Skip to main content

Heartbeat

The heartbeat service sends a regular heartbeat signal to each and every agent. It wakes up the agent and re-evaluates its rules.

This enables the agents to have time-based rules and act proactively. For example, if a user had a technical issue 2 days ago and no follow-up was made, the agent can ask the user if everything is okay now.

How it works

Each agent has its own heartbeat signal, and can be scheduled independently. By default, the Uniform heartbeat strategy is used, which schedules heartbeats at a regular interval. The interval can be configured with the HEARTBEAT_CYCLE environment variable (see config.yaml). The default value is 30 seconds.

The Heartbeat service works by periodically querying the database of schedules and sending the signals whose next execution time has passed. It does this every HEARTBEAT_PRECISION_MS milliseconds (default: 1000), which means that the actual heartbeat time may lag for up to 1 second during normal operational load, which is acceptable for most use cases.

Strategies

Uniform

This is currently the only available strategy, which schedules heartbeats at a regular interval.

Custom strategies

You can implement custom strategies by extending the HeartbeatStrategy class.

For example, to increase the heartbeat frequency only for the Smith agent, put the following in services/heartbeat/smith_strategy.py:

from datetime import datetime, timedelta

from forge.utils.datetime import now
from heartbeat import settings
from heartbeat.base import HeartbeatStrategy
from rule_engine.api import Evaluation


class SmithStrategy(HeartbeatStrategy):

def get_next_heartbeat(self, evaluation: Evaluation) -> datetime:
if evaluation.agentId == 'Smith':
return now() + timedelta(seconds=5)

> Data segment
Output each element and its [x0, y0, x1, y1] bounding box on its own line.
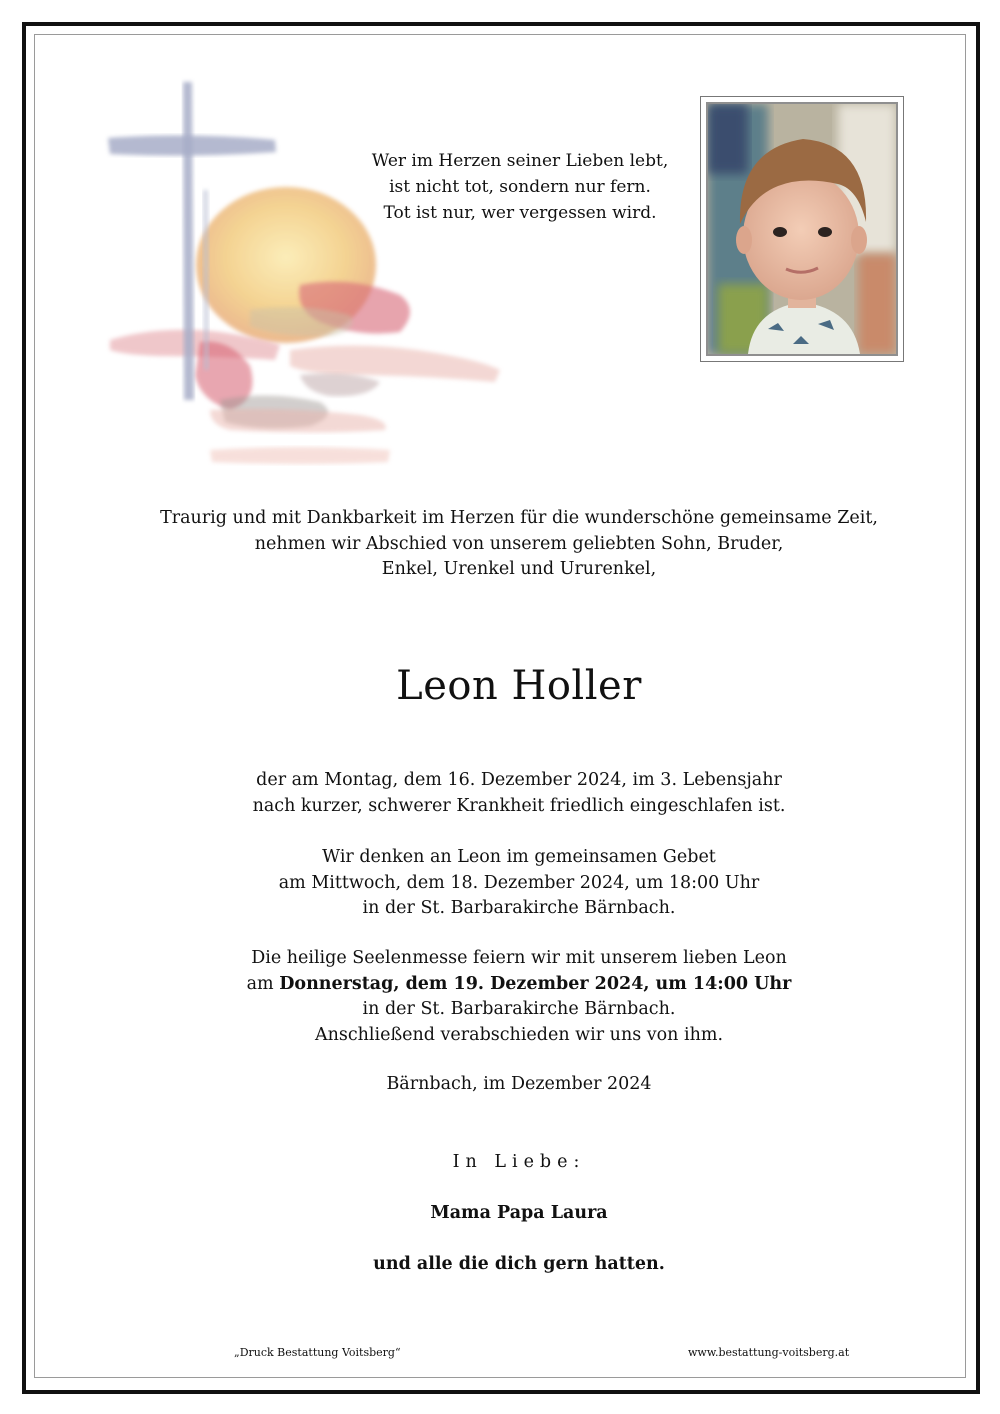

> Work to complete
A. In the Heartbeat page, condense the paragraph that begins "The Heartbeat service works by periodically querying" into a bulleted list that keeps its main facts.
B. According to the Heartbeat page, what is the default value of the heartbeat interval set by the HEARTBEAT_CYCLE environment variable?

> Per-task outputs
A.
- The service periodically queries the database of schedules.
- It sends the signals whose next execution time has passed.
- It does this every HEARTBEAT_PRECISION_MS milliseconds (default: 1000).
- As a result, the actual heartbeat time may lag by up to 1 second under normal operational load, which is acceptable for most use cases.

B. 30 seconds.